§ **Data records**
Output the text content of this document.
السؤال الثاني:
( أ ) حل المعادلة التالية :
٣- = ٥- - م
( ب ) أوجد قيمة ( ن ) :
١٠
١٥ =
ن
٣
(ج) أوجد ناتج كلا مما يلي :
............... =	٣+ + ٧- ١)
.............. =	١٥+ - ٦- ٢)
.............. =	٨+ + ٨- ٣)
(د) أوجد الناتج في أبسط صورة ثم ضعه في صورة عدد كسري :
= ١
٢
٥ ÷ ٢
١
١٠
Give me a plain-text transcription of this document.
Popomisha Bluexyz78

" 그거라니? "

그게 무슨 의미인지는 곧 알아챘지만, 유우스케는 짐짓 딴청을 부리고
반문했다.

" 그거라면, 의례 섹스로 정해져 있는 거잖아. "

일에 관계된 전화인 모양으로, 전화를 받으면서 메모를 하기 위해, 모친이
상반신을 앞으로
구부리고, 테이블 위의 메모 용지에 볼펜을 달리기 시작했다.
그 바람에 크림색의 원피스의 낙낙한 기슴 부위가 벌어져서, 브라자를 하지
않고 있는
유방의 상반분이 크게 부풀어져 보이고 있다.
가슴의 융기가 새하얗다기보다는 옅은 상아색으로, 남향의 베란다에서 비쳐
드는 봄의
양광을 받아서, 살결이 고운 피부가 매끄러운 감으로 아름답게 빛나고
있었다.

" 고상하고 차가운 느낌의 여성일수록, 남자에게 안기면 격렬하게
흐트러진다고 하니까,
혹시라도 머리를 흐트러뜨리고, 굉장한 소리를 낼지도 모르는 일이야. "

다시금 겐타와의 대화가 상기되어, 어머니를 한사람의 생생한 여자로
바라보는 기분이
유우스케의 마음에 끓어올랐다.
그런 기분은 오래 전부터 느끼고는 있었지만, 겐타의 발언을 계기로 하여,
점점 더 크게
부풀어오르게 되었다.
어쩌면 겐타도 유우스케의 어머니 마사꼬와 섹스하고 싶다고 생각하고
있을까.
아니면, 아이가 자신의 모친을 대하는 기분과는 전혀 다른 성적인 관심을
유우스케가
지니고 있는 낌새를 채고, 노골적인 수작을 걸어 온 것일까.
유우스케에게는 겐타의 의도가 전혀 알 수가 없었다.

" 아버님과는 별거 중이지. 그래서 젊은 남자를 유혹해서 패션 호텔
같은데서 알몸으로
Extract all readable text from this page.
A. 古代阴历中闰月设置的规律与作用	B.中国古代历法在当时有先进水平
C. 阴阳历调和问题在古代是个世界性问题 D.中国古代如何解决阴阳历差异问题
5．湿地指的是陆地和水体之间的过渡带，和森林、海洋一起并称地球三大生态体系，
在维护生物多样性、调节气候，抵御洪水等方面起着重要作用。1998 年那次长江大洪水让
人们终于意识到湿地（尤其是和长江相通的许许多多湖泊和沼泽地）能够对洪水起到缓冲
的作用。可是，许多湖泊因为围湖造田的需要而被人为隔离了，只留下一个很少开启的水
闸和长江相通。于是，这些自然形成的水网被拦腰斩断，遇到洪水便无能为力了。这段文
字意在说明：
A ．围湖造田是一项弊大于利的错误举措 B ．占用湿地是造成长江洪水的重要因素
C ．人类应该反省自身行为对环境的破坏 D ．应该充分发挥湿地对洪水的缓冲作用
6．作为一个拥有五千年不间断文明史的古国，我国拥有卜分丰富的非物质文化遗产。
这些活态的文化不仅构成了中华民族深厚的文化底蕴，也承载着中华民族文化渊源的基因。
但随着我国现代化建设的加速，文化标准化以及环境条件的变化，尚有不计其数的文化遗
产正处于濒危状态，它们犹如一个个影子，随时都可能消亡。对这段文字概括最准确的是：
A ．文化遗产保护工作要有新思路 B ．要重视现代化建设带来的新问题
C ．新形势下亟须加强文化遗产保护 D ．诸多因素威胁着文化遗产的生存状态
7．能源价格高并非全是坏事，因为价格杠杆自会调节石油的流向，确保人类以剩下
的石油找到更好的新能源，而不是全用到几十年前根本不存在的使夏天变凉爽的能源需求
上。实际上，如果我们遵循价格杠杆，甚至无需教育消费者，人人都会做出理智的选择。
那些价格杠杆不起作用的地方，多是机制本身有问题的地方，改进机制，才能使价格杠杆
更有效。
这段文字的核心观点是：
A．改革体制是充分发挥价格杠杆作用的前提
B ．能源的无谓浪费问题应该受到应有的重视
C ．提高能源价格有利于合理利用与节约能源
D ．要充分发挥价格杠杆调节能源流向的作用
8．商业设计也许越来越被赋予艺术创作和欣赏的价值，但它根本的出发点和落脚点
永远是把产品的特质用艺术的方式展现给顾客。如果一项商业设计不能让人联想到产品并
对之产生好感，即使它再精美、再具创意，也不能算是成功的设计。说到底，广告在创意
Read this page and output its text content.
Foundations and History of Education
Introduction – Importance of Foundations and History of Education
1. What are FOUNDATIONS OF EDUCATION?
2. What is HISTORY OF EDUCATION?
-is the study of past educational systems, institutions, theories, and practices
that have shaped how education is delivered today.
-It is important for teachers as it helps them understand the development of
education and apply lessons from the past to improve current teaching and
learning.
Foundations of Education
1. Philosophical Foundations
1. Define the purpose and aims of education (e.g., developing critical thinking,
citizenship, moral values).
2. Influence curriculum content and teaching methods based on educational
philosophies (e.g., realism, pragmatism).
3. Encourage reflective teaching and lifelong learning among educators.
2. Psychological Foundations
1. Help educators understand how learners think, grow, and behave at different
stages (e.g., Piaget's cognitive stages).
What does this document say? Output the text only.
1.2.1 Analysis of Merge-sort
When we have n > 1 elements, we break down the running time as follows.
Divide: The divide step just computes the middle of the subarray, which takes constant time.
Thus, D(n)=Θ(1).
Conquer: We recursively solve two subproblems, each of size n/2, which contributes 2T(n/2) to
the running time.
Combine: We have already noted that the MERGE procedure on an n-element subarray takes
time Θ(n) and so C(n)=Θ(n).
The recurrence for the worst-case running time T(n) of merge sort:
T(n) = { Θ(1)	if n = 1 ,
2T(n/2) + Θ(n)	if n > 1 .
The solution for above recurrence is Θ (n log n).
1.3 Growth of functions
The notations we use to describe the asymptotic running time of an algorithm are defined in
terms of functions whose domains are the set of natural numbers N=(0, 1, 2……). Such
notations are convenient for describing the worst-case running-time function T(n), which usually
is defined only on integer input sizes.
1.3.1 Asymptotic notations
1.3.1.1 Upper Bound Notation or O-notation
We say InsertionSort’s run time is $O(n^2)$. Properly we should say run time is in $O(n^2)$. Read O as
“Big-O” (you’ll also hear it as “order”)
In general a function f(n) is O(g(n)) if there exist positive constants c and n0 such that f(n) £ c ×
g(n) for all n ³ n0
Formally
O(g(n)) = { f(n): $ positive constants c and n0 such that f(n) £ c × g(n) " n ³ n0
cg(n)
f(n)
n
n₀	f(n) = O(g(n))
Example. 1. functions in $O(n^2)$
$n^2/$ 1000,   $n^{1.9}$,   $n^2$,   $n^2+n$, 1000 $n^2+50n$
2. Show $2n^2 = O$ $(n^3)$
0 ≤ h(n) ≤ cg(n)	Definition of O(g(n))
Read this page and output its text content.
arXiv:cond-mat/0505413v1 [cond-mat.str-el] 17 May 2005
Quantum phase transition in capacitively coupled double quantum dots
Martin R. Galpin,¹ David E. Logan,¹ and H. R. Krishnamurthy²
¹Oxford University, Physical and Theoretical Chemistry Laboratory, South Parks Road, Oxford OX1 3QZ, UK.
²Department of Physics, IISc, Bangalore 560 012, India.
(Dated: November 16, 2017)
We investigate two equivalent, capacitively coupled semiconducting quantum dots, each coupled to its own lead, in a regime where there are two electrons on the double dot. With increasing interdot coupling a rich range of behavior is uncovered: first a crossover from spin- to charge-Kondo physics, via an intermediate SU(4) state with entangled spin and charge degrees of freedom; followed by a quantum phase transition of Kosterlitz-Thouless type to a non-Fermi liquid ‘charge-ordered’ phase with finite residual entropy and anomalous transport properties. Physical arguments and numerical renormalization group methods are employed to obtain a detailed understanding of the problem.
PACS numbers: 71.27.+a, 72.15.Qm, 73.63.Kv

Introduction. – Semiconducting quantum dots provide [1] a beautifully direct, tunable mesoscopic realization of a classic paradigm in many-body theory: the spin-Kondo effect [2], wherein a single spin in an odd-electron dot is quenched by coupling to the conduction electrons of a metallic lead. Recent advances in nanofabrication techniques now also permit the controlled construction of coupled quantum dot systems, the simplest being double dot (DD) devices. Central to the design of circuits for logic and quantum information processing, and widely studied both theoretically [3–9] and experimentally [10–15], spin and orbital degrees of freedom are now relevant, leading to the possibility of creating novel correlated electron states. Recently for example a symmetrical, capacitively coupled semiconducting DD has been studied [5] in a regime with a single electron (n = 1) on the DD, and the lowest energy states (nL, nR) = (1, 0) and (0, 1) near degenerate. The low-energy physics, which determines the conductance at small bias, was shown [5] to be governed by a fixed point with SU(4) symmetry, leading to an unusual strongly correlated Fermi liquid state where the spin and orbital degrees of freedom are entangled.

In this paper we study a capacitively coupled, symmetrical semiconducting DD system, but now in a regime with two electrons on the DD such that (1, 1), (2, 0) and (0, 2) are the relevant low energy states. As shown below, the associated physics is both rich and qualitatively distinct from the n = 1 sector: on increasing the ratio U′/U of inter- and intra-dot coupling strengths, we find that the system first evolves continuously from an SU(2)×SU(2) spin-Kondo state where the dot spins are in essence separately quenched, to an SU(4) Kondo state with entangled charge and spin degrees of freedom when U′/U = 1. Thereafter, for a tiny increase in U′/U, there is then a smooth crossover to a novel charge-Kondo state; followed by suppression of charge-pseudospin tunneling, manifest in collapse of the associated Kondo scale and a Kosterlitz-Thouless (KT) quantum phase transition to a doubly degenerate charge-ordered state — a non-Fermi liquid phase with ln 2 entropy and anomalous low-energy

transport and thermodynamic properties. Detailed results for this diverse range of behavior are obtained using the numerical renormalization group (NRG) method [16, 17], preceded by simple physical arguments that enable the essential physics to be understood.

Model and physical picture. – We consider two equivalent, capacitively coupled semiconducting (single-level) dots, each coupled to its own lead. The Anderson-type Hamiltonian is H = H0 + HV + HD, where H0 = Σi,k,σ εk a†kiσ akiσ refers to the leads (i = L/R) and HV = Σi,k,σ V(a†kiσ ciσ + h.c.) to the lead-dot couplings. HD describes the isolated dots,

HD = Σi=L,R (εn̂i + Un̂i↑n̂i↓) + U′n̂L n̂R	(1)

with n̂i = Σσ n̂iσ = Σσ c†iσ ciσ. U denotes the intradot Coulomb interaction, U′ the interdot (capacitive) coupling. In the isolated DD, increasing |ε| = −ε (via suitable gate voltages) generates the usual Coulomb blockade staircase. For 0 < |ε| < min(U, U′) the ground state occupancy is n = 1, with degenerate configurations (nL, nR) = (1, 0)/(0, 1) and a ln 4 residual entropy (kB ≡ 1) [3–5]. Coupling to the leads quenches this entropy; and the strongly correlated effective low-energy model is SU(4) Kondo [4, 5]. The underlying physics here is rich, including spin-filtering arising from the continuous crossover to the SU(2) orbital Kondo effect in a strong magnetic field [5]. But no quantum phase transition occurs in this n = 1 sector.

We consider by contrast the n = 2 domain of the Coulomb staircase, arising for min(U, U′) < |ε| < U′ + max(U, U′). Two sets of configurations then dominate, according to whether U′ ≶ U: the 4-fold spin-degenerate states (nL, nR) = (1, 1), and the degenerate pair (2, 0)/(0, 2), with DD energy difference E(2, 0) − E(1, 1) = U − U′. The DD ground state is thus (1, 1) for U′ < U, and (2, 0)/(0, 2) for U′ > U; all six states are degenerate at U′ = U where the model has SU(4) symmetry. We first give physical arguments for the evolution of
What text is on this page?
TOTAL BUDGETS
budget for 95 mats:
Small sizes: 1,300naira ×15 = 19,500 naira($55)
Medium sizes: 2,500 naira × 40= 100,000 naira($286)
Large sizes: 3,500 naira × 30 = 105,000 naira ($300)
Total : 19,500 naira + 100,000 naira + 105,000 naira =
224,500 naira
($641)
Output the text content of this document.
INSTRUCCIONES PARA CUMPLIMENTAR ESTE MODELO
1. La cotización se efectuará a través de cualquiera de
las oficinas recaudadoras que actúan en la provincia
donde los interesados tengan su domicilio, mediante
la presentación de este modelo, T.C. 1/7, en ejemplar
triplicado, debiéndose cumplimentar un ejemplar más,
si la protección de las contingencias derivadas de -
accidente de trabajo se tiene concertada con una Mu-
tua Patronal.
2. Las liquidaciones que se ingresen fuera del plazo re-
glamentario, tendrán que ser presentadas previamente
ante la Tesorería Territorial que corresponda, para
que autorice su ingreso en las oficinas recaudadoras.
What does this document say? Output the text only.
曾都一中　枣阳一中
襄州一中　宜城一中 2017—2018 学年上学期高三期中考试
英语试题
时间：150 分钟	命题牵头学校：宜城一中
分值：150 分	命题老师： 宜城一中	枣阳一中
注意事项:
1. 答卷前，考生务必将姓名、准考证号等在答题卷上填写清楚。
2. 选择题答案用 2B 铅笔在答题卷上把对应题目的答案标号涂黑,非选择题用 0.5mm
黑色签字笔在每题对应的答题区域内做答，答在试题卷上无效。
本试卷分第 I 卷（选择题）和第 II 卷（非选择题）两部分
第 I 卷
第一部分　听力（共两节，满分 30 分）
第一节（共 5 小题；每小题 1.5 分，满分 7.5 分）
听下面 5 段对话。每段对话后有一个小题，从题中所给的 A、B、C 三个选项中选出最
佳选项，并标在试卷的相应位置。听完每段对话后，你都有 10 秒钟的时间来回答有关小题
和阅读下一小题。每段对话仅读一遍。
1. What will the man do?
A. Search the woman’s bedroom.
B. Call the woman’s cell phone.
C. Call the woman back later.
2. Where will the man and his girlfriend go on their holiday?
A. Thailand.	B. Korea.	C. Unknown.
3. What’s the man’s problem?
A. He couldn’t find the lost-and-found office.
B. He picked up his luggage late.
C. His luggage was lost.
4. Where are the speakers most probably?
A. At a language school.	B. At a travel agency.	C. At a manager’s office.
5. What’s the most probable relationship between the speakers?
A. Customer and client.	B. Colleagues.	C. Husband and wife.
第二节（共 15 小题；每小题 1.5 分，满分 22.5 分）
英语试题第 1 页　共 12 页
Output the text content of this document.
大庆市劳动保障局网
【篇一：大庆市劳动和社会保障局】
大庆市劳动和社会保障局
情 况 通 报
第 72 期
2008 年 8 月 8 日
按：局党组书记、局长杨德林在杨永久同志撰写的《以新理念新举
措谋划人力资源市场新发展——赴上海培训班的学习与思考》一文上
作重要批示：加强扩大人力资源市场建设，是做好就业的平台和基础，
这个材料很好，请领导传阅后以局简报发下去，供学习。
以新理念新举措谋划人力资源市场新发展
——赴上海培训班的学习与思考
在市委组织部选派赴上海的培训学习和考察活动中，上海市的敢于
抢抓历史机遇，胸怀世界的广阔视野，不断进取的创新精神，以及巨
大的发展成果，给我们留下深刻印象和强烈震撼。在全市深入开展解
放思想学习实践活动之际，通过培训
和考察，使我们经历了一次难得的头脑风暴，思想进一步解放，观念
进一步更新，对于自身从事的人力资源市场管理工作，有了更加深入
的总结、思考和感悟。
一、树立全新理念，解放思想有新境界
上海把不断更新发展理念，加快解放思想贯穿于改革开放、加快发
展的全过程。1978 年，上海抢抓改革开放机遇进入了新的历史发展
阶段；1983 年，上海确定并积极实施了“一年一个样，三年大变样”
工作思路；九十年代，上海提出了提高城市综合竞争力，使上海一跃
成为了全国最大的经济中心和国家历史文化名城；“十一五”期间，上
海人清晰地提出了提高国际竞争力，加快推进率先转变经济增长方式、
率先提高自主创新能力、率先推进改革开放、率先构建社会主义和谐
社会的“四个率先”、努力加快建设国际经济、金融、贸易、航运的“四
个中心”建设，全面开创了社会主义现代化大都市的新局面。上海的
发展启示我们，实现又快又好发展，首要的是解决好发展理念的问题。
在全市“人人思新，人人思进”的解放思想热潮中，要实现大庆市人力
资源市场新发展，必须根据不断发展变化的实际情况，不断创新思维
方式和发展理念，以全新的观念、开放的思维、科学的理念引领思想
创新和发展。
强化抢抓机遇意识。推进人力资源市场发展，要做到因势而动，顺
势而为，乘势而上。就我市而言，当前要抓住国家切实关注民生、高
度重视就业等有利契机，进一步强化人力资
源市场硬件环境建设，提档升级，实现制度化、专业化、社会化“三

§ **Aim**
Using the listing above, pull out all lines that hold the word "luggage".

§ **Solution to this problem**
B. He picked up his luggage late.
C. His luggage was lost.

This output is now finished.